(EXTRACTED DATA):

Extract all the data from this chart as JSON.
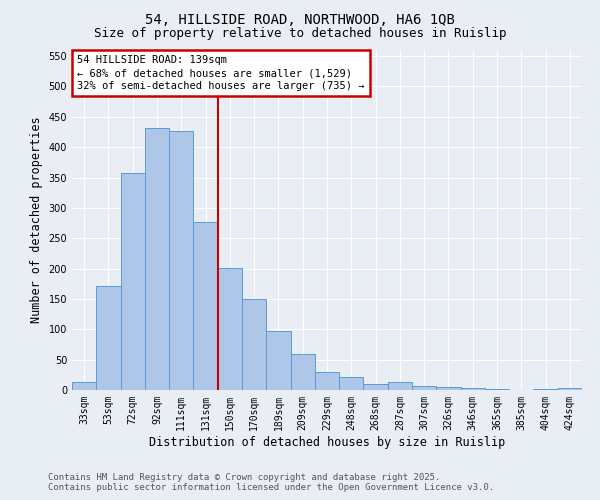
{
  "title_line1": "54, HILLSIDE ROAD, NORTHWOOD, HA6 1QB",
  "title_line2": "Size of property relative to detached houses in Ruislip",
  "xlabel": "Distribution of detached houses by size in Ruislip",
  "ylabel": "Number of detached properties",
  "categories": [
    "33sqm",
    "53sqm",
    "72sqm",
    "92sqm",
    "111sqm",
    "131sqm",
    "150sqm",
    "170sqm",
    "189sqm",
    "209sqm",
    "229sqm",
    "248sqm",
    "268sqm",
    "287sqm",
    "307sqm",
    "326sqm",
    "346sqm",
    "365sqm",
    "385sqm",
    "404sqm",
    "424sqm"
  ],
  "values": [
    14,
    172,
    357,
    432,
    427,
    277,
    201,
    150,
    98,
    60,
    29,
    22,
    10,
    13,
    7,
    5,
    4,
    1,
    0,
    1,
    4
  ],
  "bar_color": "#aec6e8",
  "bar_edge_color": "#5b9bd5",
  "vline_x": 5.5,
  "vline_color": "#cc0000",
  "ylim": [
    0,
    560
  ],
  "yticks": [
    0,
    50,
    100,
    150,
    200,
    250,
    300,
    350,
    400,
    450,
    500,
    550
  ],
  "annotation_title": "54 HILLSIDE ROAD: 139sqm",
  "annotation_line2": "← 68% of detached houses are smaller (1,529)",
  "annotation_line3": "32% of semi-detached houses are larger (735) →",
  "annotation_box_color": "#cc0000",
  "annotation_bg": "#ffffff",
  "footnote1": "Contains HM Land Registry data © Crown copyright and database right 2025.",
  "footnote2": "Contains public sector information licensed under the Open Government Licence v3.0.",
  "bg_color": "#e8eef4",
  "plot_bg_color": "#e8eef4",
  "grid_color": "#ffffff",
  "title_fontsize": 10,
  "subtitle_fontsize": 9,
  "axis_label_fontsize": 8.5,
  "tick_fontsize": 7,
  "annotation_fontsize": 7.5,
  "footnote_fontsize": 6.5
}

(WRITTEN REQUEST):
Print every entry exactly as written, without the pictures.

(RESULT):
Extract all the data from this chart as JSON.
{
  "title_line1": "54, HILLSIDE ROAD, NORTHWOOD, HA6 1QB",
  "title_line2": "Size of property relative to detached houses in Ruislip",
  "xlabel": "Distribution of detached houses by size in Ruislip",
  "ylabel": "Number of detached properties",
  "categories": [
    "33sqm",
    "53sqm",
    "72sqm",
    "92sqm",
    "111sqm",
    "131sqm",
    "150sqm",
    "170sqm",
    "189sqm",
    "209sqm",
    "229sqm",
    "248sqm",
    "268sqm",
    "287sqm",
    "307sqm",
    "326sqm",
    "346sqm",
    "365sqm",
    "385sqm",
    "404sqm",
    "424sqm"
  ],
  "values": [
    14,
    172,
    357,
    432,
    427,
    277,
    201,
    150,
    98,
    60,
    29,
    22,
    10,
    13,
    7,
    5,
    4,
    1,
    0,
    1,
    4
  ],
  "bar_color": "#aec6e8",
  "bar_edge_color": "#5b9bd5",
  "vline_x": 5.5,
  "vline_color": "#cc0000",
  "ylim": [
    0,
    560
  ],
  "yticks": [
    0,
    50,
    100,
    150,
    200,
    250,
    300,
    350,
    400,
    450,
    500,
    550
  ],
  "annotation_title": "54 HILLSIDE ROAD: 139sqm",
  "annotation_line2": "← 68% of detached houses are smaller (1,529)",
  "annotation_line3": "32% of semi-detached houses are larger (735) →",
  "annotation_box_color": "#cc0000",
  "annotation_bg": "#ffffff",
  "footnote1": "Contains HM Land Registry data © Crown copyright and database right 2025.",
  "footnote2": "Contains public sector information licensed under the Open Government Licence v3.0.",
  "bg_color": "#e8eef4",
  "plot_bg_color": "#e8eef4",
  "grid_color": "#ffffff",
  "title_fontsize": 10,
  "subtitle_fontsize": 9,
  "axis_label_fontsize": 8.5,
  "tick_fontsize": 7,
  "annotation_fontsize": 7.5,
  "footnote_fontsize": 6.5
}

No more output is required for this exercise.